[Some records]

———

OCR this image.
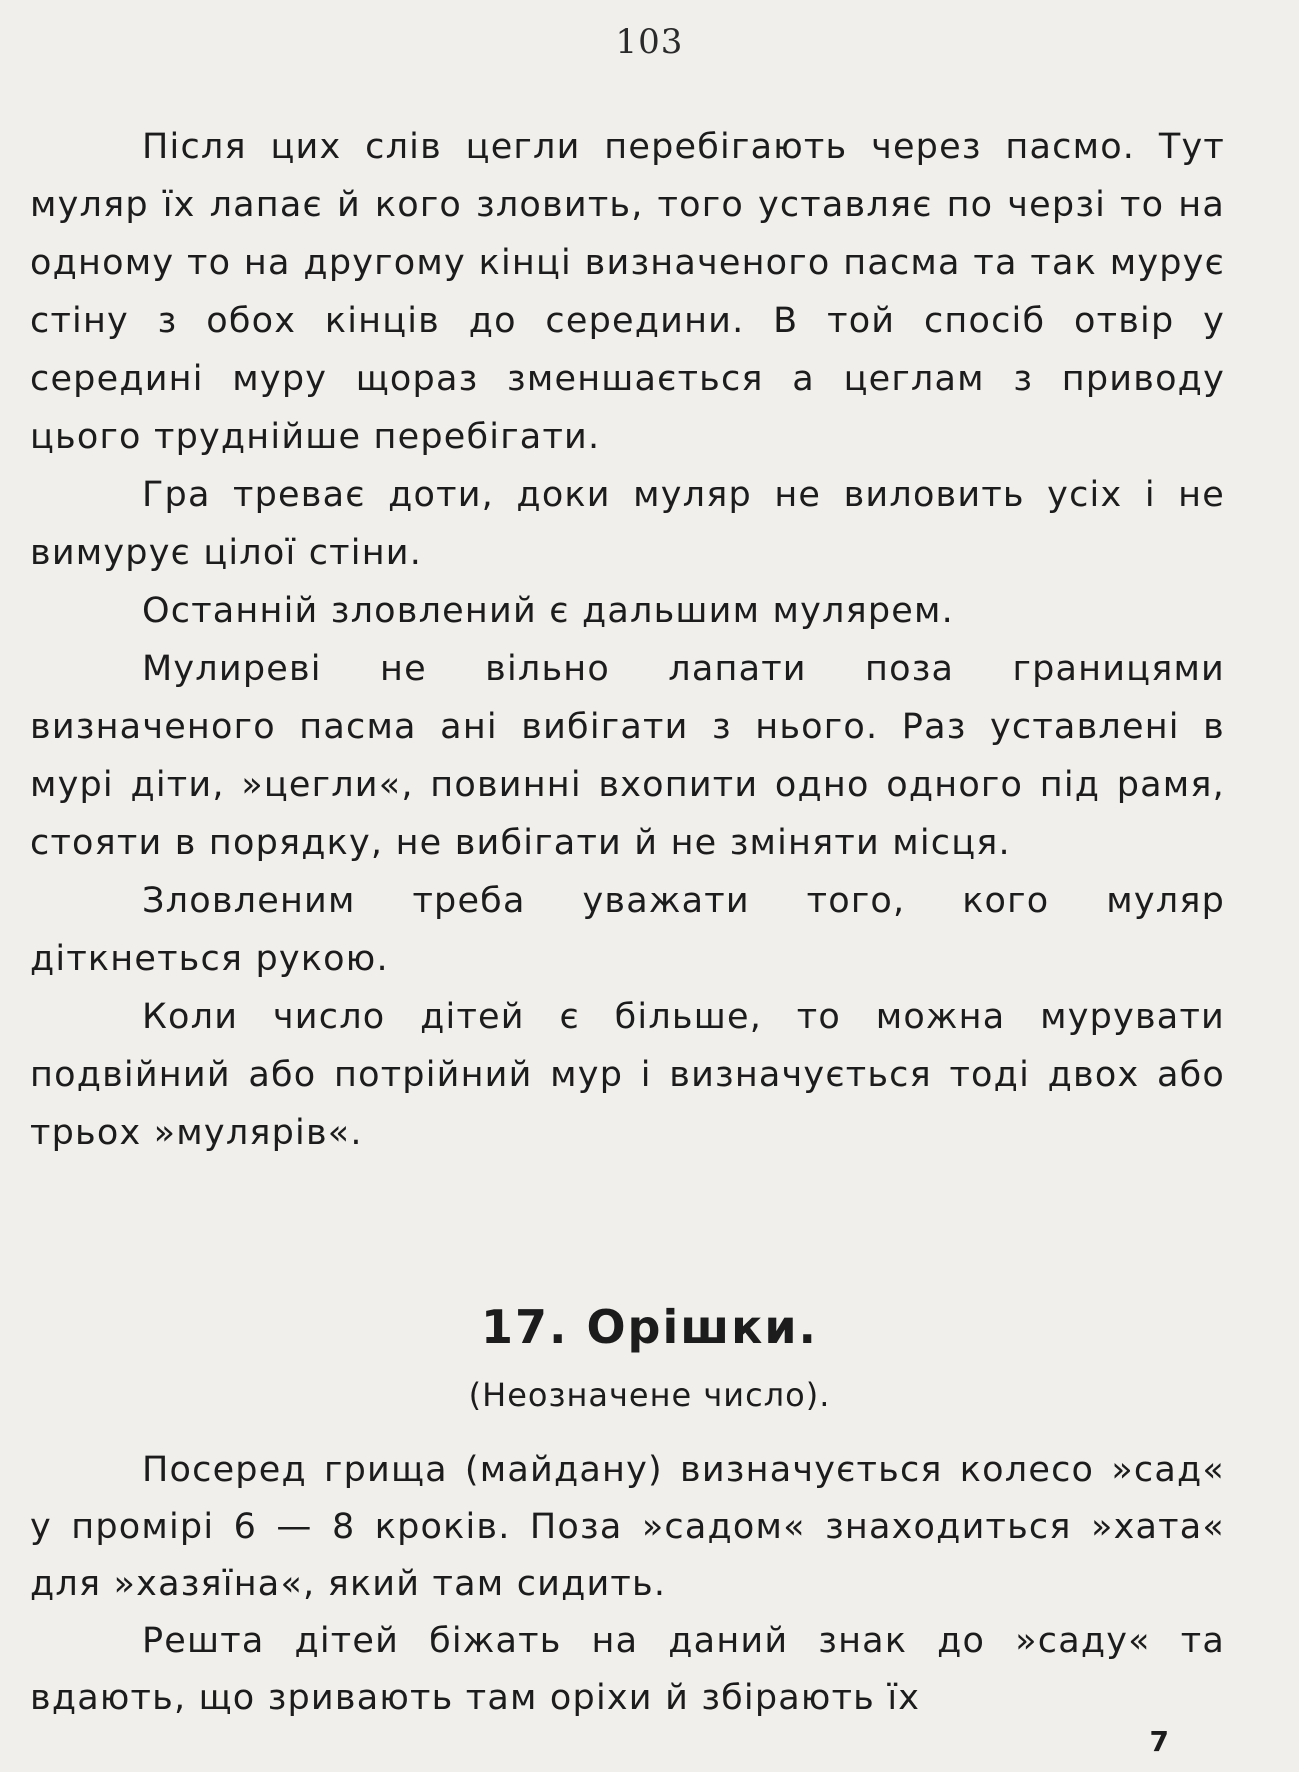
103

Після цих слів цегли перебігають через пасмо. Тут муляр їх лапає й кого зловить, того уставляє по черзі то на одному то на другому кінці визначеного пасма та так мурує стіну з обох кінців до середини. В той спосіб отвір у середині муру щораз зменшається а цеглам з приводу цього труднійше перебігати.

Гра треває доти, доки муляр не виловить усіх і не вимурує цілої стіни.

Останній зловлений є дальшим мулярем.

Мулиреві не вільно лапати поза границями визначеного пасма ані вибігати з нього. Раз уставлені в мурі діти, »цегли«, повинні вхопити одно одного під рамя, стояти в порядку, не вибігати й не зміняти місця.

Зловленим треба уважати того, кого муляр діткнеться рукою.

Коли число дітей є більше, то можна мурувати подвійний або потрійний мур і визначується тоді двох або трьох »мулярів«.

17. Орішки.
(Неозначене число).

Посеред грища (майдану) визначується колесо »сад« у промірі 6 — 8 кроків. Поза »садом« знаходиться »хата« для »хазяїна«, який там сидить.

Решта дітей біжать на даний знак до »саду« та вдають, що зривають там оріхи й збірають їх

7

———

Copy each line of the listing that includes "дітей".

Коли число дітей є більше, то можна мурувати подвійний або потрійний мур і визначується тоді двох або трьох »мулярів«.
Решта дітей біжать на даний знак до »саду« та вдають, що зривають там оріхи й збірають їх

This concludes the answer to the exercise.